**Exercise directions**.
Of the lines below, how many hold the string "screenshot"? Give only the number.

>> begin

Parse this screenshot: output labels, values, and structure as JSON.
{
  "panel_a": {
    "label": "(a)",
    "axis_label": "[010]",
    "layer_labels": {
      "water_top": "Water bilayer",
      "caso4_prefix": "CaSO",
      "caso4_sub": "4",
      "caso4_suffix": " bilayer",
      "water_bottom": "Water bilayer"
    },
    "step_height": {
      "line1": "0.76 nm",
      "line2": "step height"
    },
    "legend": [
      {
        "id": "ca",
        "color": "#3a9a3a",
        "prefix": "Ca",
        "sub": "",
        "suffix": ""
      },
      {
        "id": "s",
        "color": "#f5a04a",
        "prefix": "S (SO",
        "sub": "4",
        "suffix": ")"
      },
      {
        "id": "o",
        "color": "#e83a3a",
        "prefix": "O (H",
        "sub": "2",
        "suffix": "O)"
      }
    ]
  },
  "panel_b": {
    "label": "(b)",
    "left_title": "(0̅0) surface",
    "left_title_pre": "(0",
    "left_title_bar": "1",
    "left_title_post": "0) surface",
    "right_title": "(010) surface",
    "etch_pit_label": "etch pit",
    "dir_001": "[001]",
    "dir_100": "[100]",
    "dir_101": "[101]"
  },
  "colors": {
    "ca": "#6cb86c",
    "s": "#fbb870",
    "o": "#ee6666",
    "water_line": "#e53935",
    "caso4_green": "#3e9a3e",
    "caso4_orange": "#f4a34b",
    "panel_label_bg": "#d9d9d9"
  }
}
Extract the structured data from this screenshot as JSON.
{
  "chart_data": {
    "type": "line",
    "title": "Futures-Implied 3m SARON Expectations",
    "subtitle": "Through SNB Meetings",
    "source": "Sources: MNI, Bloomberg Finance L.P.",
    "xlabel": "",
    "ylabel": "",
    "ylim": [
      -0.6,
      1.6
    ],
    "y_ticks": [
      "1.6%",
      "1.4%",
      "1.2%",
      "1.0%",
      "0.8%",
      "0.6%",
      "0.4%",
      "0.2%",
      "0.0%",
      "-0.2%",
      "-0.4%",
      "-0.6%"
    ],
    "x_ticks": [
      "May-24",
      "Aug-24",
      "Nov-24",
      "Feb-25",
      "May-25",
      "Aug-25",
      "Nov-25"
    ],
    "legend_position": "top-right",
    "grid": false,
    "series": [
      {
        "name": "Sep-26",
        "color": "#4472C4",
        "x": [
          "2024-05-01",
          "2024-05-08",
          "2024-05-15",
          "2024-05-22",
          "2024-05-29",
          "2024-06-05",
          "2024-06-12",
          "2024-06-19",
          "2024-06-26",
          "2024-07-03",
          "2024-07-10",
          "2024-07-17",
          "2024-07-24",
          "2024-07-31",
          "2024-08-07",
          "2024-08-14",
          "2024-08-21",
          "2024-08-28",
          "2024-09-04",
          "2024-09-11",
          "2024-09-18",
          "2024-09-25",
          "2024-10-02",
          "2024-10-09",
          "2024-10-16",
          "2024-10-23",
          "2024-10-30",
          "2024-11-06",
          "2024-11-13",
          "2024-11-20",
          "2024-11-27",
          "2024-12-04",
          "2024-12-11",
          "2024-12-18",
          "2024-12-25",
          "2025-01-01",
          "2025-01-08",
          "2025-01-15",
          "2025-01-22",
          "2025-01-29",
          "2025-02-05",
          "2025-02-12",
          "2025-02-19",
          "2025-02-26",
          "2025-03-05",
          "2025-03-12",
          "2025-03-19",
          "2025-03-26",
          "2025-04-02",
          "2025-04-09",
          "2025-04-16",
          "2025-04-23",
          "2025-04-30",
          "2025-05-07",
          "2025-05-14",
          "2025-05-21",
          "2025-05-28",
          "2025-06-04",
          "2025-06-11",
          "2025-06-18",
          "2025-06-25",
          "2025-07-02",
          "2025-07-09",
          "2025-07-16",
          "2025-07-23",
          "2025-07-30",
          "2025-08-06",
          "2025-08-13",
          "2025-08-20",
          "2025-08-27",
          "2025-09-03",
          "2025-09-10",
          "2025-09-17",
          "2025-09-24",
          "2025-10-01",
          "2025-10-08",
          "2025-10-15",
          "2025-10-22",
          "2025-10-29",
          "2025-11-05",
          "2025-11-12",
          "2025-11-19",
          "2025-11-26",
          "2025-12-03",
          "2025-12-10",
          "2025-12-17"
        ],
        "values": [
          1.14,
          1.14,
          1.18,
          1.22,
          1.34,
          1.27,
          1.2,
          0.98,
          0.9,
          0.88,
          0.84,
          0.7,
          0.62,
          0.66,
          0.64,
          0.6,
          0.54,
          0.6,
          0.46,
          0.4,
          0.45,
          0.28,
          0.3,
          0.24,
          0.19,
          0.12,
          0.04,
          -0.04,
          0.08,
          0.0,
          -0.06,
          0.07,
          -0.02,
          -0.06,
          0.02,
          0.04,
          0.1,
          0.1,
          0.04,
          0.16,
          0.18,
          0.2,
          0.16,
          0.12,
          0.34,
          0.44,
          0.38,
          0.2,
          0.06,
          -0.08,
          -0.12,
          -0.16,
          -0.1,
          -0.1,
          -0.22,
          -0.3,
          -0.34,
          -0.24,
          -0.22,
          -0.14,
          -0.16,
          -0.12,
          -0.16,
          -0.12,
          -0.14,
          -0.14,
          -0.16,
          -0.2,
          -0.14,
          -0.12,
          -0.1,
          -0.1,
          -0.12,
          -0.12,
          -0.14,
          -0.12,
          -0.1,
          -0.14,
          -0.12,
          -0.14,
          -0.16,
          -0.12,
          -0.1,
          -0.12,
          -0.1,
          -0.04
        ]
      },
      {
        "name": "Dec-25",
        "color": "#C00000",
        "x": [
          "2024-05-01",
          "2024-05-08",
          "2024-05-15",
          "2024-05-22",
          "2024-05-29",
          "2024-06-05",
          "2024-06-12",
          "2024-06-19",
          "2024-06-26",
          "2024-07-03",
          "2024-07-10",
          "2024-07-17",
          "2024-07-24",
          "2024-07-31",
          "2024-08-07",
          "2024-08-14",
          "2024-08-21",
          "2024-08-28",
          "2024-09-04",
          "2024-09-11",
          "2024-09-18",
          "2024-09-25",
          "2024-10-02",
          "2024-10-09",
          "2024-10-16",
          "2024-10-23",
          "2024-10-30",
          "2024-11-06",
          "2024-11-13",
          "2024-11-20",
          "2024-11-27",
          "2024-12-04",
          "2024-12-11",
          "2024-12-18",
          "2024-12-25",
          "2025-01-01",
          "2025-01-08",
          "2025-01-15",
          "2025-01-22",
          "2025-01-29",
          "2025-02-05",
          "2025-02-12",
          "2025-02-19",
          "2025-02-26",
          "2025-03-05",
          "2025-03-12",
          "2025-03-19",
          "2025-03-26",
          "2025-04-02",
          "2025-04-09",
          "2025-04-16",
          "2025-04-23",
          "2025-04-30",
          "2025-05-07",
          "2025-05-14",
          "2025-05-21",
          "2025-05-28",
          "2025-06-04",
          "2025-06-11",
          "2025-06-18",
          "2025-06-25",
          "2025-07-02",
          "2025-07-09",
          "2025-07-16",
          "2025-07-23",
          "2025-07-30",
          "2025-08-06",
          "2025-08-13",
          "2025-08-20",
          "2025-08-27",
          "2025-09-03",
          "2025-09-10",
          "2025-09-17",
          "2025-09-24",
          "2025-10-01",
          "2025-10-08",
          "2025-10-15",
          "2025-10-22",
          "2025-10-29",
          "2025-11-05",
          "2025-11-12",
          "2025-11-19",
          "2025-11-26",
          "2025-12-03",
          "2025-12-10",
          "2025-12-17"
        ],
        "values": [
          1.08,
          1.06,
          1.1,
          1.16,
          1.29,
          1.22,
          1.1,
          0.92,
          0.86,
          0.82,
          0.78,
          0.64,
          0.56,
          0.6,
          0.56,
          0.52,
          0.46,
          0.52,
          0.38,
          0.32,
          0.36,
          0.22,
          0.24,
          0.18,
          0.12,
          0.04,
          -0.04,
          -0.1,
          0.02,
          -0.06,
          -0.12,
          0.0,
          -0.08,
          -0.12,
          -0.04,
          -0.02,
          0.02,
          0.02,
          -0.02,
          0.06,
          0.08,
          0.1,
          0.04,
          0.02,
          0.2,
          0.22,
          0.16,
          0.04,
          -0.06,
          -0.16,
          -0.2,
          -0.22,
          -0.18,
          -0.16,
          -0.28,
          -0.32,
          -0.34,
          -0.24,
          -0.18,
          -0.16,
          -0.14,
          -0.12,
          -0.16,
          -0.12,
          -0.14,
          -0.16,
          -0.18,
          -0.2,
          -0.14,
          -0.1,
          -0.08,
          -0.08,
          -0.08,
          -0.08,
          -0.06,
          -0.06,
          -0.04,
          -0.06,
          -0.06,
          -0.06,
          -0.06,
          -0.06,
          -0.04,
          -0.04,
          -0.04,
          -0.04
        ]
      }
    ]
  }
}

>> end

**Full output**.
2